To be done
Go through the lines below. Copy those with "JSON".

─── Supplied data

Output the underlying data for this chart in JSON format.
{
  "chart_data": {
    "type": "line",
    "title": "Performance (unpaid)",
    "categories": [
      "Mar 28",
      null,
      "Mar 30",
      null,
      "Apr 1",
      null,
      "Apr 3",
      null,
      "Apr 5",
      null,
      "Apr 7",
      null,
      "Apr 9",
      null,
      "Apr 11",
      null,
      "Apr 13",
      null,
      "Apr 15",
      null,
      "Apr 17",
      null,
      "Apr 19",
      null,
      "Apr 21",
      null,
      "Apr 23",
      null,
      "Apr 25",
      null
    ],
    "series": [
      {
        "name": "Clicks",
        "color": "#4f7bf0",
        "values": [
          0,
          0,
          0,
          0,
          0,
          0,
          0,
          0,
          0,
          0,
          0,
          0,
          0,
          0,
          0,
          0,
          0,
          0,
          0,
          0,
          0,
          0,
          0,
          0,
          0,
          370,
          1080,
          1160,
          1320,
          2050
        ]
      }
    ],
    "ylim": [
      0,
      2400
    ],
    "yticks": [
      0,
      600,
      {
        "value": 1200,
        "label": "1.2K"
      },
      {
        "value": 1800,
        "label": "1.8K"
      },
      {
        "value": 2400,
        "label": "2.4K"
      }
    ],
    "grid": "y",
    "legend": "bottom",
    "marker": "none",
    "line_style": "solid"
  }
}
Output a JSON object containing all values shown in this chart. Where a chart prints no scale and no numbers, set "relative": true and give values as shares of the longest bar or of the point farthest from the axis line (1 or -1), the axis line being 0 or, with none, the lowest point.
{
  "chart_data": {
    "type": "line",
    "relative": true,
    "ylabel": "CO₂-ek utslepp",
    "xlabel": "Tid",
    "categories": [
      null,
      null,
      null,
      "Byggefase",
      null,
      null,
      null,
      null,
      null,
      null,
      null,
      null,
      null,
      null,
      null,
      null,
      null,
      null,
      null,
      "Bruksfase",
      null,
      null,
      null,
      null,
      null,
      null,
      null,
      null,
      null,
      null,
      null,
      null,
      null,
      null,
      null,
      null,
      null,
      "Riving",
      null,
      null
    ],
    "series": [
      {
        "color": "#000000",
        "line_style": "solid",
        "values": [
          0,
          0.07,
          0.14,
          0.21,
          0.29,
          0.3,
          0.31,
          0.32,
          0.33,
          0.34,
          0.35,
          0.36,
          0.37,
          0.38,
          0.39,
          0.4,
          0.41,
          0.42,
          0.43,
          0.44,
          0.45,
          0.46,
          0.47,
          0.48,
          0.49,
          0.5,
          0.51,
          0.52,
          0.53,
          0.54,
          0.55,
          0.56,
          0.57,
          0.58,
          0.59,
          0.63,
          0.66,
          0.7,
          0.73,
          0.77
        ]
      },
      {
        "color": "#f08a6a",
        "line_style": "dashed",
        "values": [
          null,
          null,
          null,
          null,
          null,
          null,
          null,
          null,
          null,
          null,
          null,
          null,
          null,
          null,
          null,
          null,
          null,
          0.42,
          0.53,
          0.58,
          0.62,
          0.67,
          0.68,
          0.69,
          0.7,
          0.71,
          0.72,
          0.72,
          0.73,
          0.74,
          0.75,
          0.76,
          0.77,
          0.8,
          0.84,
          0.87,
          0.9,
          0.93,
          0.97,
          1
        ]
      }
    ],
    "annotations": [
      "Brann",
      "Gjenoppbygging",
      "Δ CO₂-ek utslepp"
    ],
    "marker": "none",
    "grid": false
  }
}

──────

Response
Output the underlying data for this chart in JSON format.
Output a JSON object containing all values shown in this chart. Where a chart prints no scale and no numbers, set "relative": true and give values as shares of the longest bar or of the point farthest from the axis line (1 or -1), the axis line being 0 or, with none, the lowest point.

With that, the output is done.